Pull out every line below that contains the word "data".

• [Listed records]:
· · · · · · ·

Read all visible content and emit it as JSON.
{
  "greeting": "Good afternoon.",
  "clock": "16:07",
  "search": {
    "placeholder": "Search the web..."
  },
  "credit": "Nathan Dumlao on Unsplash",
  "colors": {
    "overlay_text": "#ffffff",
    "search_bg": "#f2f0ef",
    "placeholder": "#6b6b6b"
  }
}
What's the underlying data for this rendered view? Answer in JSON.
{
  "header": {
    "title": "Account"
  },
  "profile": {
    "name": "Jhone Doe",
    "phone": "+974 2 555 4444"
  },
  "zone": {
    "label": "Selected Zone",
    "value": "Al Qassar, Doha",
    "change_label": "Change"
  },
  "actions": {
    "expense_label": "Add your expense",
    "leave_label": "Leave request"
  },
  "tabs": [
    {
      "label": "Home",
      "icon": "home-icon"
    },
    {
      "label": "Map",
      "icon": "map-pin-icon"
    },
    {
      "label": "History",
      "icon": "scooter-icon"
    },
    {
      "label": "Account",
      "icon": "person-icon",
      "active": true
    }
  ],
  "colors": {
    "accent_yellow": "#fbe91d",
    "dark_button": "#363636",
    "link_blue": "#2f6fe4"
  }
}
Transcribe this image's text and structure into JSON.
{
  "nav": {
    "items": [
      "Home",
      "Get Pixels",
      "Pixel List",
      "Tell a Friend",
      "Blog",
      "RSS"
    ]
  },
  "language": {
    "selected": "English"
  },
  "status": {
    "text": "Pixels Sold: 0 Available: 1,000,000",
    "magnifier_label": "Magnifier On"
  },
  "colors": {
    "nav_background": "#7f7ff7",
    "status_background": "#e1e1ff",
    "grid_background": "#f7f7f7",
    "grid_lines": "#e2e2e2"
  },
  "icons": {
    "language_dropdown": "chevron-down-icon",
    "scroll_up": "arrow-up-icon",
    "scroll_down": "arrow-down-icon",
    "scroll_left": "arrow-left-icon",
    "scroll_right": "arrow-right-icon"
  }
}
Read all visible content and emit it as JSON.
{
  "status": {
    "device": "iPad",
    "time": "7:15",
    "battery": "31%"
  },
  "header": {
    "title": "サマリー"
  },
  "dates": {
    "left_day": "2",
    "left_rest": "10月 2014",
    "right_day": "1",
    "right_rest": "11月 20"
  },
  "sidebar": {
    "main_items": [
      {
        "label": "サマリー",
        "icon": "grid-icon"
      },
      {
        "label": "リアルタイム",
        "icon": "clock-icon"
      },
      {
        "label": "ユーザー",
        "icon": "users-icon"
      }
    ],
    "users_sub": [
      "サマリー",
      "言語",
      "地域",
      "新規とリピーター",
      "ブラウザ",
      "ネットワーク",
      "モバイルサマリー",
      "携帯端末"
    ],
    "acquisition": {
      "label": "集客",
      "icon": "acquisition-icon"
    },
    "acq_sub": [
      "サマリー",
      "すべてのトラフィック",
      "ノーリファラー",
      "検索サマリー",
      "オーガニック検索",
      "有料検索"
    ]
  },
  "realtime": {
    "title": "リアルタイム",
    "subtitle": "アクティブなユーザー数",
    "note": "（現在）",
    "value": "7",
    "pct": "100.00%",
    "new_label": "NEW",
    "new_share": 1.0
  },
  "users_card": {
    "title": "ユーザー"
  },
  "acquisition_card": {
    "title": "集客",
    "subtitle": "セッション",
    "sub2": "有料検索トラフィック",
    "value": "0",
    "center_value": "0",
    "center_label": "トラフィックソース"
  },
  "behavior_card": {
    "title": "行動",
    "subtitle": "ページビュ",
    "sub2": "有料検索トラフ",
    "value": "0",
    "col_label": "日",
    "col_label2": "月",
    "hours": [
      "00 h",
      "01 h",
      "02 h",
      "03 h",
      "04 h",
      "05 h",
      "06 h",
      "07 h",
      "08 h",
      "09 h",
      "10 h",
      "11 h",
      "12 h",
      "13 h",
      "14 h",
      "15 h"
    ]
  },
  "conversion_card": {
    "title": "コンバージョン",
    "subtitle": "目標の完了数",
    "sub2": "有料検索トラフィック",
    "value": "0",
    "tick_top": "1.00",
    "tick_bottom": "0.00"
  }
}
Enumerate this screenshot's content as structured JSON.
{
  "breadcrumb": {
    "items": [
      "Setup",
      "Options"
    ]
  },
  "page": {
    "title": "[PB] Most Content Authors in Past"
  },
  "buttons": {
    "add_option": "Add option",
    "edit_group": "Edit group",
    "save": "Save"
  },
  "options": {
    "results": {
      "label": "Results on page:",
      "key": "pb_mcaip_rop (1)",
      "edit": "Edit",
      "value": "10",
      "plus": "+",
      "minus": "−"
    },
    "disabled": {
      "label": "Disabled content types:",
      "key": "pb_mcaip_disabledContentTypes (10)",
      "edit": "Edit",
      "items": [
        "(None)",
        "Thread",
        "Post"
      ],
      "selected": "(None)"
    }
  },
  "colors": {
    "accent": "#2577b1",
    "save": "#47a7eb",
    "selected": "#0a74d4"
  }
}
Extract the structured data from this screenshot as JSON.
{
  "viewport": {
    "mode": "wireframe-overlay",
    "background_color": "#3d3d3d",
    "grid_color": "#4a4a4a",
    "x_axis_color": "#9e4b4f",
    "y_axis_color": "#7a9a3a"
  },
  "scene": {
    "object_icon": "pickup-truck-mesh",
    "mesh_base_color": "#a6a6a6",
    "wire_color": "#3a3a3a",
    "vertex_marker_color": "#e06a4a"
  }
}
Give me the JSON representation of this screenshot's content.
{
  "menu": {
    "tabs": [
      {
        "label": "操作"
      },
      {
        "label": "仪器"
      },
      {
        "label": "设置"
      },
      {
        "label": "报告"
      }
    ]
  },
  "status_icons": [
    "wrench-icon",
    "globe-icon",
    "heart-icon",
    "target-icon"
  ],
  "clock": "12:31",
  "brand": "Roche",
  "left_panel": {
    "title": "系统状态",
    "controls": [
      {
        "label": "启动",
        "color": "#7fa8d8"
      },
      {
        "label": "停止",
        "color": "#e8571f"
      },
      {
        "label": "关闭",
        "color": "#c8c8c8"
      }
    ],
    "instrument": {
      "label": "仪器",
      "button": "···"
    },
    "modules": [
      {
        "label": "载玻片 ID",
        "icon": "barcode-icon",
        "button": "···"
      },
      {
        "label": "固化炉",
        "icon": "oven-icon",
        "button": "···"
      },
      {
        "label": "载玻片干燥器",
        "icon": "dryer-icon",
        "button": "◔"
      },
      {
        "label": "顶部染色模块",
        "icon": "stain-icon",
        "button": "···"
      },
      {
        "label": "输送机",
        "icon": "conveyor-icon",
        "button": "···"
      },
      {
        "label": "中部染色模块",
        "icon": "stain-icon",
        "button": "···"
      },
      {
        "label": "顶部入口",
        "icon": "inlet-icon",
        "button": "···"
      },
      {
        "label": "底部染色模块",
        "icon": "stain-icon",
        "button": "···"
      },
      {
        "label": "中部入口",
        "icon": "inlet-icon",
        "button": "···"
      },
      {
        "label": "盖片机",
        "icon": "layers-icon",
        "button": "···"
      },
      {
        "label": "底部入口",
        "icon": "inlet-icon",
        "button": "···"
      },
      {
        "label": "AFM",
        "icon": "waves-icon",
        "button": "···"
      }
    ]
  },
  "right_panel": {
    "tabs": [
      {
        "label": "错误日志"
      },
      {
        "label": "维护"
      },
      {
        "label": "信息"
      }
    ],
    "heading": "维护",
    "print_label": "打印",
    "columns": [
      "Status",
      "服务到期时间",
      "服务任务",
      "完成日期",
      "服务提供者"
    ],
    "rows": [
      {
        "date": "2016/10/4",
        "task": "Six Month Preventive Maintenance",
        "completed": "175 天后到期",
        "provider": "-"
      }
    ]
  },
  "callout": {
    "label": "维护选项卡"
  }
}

· · · · · · ·

• [Result]:
What's the underlying data for this rendered view? Answer in JSON.
Extract the structured data from this screenshot as JSON.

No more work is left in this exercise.